WRITTEN TASK 1 - In the passage on GCC economic diversification, what two resources do GCC countries heavily rely on?
WRITTEN TASK 2 - Set down, word for word, the part of the passage on GCC economic diversification from "Overreliance on oil and natural gas as" to "intermittent economic crises.".

PASSAGE SHOWN -
Diversification in labor markets enables subjects in GCC countries to gain employment in the public sector and prompts investors to expand private sector due to cheap labor from expatriates. As human resources are insufficient, reforms in the education system and provision of vocational trainings to workers enhances capacity of workforce in GCC countries, thus meeting the increasing demands of labor.
Ultimately, economic integration and development of strategies towards a single monetary union have scaled up stability of fiscal markets. Hence, economic diversification in aspects of labor markets, human resources, and fiscal markets have proved as effective elements in promoting economic stability and sustainability in GCC states.
Countries belonging to the Gulf Cooperation Council (GCC) have been facing great economic challenges in the recent decades. The economic challenges that these countries face emanate from their nature of economic activities, since they heavily rely on oil and natural gas.
Overreliance on oil and natural gas as sources of foreign exchange has increased the vulnerability of GCC countries to economic crises, which are becoming a commonplace in the contemporary world economy.
Dependence on one sector for economic growth and development is quite unstable and unsustainable because it is prone to volatile market conditions that change in response to global markets. “In a bid to reduce their dependency on oil and natural gas, GCC governments have recently invested considerable resources to diversify their economies” (Coury and Dave 1).
Hence, diversification of economic activities in non-oil sectors has allowed the GCC countries to overcome the challenges associated with overreliance on oil and natural gas. Moreover, economic diversification has enabled GCC countries to cushion themselves against intermittent economic crises.
GCC countries have made varied economic reforms in areas such as labor markets, financial markets, human capital, agricultural development, and industrial development. In this view, this research paper seeks to assess the impact of diversification on economic stability and sustainability in GCC countries.

ENTRIES -
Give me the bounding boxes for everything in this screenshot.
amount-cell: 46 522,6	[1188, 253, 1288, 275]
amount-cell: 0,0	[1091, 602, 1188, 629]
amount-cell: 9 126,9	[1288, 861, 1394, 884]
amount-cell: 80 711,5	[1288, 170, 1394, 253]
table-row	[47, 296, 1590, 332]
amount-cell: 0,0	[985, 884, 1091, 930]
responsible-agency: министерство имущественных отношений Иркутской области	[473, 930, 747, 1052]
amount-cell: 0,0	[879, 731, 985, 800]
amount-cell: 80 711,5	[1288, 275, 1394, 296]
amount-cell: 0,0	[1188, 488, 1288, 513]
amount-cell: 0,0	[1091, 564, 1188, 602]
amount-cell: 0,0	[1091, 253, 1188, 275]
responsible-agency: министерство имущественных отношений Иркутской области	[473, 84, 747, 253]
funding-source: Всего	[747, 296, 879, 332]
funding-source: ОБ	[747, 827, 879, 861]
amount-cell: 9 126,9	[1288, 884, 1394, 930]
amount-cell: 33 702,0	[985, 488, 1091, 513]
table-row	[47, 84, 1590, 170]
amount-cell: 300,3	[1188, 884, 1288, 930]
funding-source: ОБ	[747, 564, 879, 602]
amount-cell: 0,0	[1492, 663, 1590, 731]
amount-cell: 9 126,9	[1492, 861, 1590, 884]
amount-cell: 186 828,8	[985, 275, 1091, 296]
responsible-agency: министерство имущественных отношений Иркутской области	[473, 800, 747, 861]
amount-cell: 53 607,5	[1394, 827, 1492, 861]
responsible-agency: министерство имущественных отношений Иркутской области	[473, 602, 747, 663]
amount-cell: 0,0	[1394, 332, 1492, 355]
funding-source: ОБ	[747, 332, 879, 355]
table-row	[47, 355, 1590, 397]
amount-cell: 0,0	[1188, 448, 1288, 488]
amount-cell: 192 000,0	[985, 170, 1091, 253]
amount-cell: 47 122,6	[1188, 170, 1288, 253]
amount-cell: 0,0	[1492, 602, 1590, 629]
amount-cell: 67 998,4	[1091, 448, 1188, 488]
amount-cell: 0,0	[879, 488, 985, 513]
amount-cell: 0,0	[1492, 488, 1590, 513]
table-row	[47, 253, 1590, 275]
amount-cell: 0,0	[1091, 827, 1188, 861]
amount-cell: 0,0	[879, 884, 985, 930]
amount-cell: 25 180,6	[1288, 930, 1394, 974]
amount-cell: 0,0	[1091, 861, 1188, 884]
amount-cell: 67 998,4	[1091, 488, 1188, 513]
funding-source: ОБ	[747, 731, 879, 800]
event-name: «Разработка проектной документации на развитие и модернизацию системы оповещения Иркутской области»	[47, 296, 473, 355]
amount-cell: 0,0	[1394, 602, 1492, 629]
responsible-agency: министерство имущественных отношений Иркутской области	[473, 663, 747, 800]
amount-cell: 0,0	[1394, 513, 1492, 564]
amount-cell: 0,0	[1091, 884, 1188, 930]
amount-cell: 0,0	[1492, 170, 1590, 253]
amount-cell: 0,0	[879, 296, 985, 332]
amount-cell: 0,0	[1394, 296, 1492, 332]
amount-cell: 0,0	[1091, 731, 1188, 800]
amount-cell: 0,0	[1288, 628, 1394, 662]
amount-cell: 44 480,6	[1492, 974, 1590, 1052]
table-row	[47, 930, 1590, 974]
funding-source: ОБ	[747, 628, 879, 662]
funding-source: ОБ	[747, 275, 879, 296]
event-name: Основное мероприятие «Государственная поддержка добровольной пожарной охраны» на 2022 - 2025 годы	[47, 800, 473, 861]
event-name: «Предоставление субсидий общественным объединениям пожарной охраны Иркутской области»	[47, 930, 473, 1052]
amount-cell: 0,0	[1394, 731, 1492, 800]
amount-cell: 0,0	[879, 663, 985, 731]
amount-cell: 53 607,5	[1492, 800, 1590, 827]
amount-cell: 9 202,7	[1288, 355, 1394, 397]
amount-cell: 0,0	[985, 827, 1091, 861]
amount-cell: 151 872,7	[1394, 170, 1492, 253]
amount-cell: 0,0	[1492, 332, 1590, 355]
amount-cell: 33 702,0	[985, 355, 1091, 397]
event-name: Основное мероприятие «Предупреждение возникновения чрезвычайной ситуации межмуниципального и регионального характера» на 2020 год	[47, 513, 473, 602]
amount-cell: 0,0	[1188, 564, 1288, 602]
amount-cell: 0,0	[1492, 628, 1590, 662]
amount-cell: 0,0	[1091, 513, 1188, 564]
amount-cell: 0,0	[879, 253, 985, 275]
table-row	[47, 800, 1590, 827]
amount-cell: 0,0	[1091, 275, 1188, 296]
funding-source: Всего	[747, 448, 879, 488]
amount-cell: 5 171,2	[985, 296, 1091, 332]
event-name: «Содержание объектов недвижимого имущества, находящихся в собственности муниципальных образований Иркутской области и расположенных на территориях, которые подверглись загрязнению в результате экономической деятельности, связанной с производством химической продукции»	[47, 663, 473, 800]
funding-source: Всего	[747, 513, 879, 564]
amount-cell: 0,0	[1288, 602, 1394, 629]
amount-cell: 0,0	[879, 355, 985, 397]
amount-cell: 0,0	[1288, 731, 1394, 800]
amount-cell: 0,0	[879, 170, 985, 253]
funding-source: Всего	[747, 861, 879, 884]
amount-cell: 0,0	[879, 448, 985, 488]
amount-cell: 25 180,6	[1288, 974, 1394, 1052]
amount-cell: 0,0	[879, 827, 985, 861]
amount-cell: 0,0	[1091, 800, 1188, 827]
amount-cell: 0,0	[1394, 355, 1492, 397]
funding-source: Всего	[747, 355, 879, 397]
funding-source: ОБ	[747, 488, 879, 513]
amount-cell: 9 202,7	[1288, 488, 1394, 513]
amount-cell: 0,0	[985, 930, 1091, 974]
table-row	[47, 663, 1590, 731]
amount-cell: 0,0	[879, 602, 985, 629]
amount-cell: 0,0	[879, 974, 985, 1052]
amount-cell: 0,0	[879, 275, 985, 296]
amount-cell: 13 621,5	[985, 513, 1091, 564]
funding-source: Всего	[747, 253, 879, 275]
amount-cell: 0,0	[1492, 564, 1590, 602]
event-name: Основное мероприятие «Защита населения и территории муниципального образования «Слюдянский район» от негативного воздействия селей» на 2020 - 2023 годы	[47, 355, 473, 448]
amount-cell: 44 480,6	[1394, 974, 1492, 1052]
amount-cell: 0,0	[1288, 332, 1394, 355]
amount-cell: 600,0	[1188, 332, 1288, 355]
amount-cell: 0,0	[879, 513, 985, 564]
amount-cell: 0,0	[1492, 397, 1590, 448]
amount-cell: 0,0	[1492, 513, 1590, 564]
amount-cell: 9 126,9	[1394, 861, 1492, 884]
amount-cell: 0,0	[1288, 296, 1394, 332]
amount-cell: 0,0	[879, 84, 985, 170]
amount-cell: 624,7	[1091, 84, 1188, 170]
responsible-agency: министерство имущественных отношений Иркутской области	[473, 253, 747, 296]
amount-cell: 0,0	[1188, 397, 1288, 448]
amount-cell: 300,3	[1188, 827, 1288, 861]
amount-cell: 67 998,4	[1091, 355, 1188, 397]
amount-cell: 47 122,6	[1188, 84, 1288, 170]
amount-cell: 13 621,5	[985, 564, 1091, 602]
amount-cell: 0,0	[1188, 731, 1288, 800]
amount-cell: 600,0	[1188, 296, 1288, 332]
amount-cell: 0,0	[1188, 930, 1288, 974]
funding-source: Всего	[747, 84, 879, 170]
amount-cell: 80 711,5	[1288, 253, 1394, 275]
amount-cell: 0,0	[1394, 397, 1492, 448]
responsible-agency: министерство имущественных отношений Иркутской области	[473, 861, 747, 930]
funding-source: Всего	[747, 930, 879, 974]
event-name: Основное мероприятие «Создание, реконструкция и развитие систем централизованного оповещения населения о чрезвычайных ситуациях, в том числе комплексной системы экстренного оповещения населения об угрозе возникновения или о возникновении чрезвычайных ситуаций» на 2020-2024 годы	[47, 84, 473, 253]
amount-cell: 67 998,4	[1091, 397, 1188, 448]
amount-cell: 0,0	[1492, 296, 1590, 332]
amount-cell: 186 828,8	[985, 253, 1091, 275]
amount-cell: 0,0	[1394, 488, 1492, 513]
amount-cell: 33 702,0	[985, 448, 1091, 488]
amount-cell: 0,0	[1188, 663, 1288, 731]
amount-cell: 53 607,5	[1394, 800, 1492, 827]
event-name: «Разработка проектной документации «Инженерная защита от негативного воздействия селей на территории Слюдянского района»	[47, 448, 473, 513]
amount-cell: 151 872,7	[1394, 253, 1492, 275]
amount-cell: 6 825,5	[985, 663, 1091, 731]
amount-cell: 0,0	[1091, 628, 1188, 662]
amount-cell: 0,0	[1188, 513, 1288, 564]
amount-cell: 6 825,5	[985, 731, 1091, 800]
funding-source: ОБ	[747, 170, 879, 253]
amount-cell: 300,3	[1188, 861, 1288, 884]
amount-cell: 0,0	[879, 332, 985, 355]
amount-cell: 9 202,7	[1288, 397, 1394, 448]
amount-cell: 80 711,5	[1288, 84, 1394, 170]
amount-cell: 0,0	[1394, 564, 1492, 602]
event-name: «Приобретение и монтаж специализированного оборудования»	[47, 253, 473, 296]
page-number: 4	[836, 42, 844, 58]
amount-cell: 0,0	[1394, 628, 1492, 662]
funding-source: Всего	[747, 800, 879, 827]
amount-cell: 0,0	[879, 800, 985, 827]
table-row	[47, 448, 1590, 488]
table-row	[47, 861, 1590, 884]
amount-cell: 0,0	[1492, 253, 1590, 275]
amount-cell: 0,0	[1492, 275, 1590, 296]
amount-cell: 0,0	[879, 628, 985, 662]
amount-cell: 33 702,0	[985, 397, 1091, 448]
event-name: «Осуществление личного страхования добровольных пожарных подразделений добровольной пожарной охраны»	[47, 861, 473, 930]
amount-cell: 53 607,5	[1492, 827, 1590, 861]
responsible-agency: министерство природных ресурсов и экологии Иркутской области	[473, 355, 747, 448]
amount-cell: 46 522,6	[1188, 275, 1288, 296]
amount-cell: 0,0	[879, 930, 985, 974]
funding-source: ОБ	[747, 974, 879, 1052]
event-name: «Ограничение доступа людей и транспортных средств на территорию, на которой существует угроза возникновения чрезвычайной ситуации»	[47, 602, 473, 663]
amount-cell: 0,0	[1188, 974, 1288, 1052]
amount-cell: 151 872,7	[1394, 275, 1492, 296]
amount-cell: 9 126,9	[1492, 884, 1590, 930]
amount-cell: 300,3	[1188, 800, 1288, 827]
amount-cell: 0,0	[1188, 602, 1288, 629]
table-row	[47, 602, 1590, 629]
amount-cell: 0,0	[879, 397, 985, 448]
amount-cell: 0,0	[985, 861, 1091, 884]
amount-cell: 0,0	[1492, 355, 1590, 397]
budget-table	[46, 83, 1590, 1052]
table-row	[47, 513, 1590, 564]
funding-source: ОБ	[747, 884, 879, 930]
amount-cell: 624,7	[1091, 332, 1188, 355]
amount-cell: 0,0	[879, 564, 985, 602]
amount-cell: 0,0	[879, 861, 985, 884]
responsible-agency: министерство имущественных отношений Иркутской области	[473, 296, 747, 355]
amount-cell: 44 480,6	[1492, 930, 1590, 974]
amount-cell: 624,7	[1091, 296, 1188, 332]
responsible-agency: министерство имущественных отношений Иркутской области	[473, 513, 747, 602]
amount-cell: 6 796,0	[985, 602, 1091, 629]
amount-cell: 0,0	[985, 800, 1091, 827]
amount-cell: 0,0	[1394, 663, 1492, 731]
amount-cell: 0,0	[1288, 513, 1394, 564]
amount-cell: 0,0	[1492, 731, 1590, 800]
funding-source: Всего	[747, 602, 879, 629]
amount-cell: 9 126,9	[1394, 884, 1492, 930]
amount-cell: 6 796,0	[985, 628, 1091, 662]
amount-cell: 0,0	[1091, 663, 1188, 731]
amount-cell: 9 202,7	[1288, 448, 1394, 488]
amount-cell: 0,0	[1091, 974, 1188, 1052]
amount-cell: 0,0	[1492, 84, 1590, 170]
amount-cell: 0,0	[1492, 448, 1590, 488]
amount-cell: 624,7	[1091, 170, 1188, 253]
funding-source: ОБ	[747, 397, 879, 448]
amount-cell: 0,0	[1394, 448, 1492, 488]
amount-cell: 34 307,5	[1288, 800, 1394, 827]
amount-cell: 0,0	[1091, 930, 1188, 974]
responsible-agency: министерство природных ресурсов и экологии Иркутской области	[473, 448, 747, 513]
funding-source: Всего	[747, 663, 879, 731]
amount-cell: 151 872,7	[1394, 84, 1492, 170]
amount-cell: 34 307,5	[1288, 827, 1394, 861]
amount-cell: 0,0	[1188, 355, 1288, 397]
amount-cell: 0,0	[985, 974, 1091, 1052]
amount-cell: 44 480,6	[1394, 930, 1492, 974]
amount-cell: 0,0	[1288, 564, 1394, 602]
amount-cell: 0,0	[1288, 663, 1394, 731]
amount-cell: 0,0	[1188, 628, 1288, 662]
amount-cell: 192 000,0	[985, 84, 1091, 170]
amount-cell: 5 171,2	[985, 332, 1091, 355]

EXERCISE OUTPUT 1 - Oil and natural gas.

EXERCISE OUTPUT 2 -
Overreliance on oil and natural gas as sources of foreign exchange has increased the vulnerability of GCC countries to economic crises, which are becoming a commonplace in the contemporary world economy.
Dependence on one sector for economic growth and development is quite unstable and unsustainable because it is prone to volatile market conditions that change in response to global markets. “In a bid to reduce their dependency on oil and natural gas, GCC governments have recently invested considerable resources to diversify their economies” (Coury and Dave 1).
Hence, diversification of economic activities in non-oil sectors has allowed the GCC countries to overcome the challenges associated with overreliance on oil and natural gas. Moreover, economic diversification has enabled GCC countries to cushion themselves against intermittent economic crises.